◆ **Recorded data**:
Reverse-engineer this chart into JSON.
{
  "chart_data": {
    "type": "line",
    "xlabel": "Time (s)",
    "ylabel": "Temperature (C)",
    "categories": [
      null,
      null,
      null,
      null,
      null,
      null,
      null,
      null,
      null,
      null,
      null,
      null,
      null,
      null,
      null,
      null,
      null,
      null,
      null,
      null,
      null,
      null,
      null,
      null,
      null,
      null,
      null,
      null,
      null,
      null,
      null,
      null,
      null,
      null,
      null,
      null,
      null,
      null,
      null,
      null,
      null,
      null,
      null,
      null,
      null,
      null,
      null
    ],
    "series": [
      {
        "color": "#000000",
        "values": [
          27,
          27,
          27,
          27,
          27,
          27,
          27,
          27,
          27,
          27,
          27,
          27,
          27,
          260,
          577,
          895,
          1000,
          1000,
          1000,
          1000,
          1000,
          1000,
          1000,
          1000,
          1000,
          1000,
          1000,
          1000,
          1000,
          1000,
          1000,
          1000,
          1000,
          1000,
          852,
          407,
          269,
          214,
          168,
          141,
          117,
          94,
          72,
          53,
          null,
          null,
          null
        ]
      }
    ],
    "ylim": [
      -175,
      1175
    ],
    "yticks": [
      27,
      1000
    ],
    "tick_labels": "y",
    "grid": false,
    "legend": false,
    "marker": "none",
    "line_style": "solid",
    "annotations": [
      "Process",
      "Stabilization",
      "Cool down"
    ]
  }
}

◆ **Exercise instructions**: Return each line of the data exactly as written above.

◆ **Written response**:
Reverse-engineer this chart into JSON.
{
  "chart_data": {
    "type": "line",
    "xlabel": "Time (s)",
    "ylabel": "Temperature (C)",
    "categories": [
      null,
      null,
      null,
      null,
      null,
      null,
      null,
      null,
      null,
      null,
      null,
      null,
      null,
      null,
      null,
      null,
      null,
      null,
      null,
      null,
      null,
      null,
      null,
      null,
      null,
      null,
      null,
      null,
      null,
      null,
      null,
      null,
      null,
      null,
      null,
      null,
      null,
      null,
      null,
      null,
      null,
      null,
      null,
      null,
      null,
      null,
      null
    ],
    "series": [
      {
        "color": "#000000",
        "values": [
          27,
          27,
          27,
          27,
          27,
          27,
          27,
          27,
          27,
          27,
          27,
          27,
          27,
          260,
          577,
          895,
          1000,
          1000,
          1000,
          1000,
          1000,
          1000,
          1000,
          1000,
          1000,
          1000,
          1000,
          1000,
          1000,
          1000,
          1000,
          1000,
          1000,
          1000,
          852,
          407,
          269,
          214,
          168,
          141,
          117,
          94,
          72,
          53,
          null,
          null,
          null
        ]
      }
    ],
    "ylim": [
      -175,
      1175
    ],
    "yticks": [
      27,
      1000
    ],
    "tick_labels": "y",
    "grid": false,
    "legend": false,
    "marker": "none",
    "line_style": "solid",
    "annotations": [
      "Process",
      "Stabilization",
      "Cool down"
    ]
  }
}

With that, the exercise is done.